● **Required work**
Out of the lines in this data, how many include "JSON"? Give the number and nothing else.

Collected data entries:
* * * * *

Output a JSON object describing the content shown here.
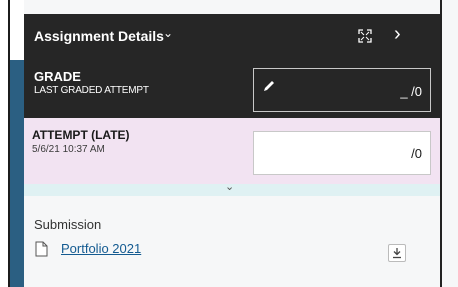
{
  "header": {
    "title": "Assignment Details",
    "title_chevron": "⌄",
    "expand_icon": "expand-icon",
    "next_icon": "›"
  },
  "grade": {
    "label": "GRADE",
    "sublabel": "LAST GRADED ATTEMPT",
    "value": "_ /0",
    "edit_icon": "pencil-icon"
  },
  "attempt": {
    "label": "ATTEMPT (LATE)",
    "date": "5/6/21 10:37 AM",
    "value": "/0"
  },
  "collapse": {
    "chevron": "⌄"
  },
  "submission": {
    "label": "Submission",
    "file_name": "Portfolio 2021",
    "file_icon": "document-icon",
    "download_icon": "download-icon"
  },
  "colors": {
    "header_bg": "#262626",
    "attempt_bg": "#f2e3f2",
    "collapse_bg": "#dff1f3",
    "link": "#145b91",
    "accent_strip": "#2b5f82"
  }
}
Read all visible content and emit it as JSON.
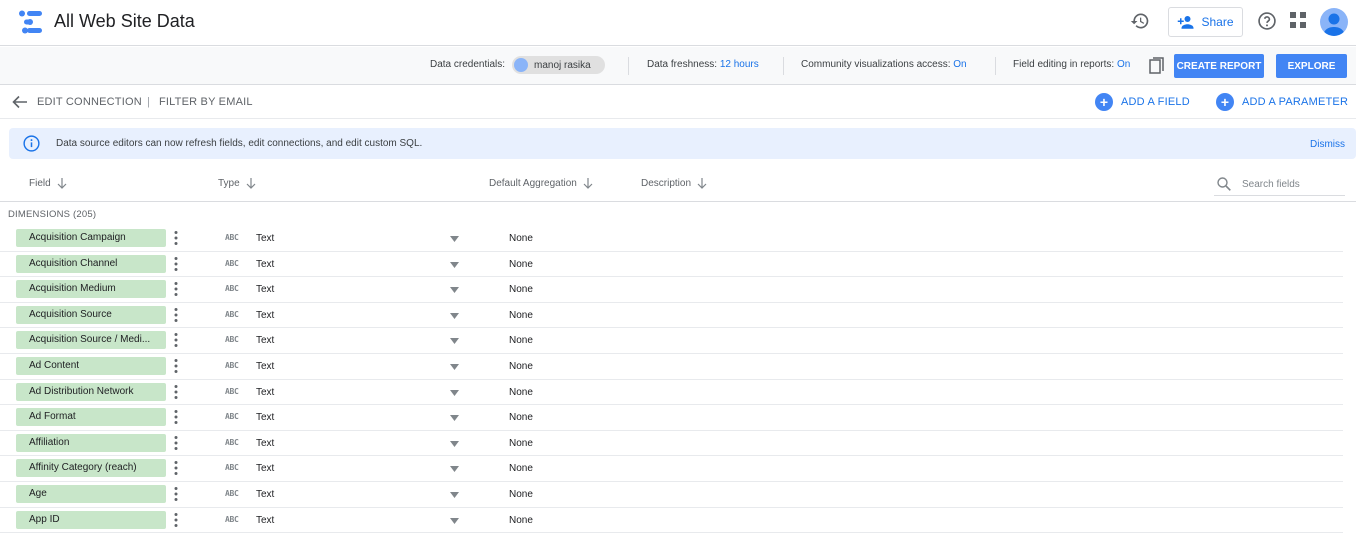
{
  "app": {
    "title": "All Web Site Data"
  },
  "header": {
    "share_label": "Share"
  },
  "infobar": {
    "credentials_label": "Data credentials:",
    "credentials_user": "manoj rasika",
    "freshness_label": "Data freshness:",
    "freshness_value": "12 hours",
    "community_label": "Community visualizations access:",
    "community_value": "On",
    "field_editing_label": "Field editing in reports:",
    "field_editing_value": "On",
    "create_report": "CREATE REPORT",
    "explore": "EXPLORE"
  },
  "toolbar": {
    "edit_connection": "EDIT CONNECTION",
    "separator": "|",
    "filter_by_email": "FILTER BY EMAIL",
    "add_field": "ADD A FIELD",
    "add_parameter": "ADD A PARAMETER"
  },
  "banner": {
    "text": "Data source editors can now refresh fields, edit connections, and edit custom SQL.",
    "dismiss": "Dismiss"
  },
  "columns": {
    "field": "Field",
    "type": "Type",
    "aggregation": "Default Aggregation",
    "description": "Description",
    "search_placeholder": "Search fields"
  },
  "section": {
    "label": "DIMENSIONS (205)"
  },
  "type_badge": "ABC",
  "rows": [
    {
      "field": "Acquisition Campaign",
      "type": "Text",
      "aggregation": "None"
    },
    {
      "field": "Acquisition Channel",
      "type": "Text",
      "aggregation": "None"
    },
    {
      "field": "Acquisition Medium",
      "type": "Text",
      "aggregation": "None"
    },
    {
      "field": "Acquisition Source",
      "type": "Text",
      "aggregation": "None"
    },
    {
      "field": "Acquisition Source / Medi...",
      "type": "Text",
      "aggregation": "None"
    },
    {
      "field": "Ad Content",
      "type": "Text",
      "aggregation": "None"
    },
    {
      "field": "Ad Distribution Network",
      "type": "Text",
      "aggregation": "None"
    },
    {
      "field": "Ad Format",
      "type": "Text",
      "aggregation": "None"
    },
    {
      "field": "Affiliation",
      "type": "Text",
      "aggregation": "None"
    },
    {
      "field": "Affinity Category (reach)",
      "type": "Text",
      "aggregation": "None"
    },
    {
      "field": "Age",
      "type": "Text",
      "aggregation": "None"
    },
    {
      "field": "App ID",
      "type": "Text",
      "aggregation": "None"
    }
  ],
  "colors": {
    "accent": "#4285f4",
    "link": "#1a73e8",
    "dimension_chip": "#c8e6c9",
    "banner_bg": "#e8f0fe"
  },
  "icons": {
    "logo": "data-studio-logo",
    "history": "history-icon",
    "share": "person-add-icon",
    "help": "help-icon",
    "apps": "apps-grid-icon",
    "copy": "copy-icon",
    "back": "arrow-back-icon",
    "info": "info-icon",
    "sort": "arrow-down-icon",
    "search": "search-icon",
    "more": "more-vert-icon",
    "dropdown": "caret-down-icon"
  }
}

* * * * *

● **Task solution**
2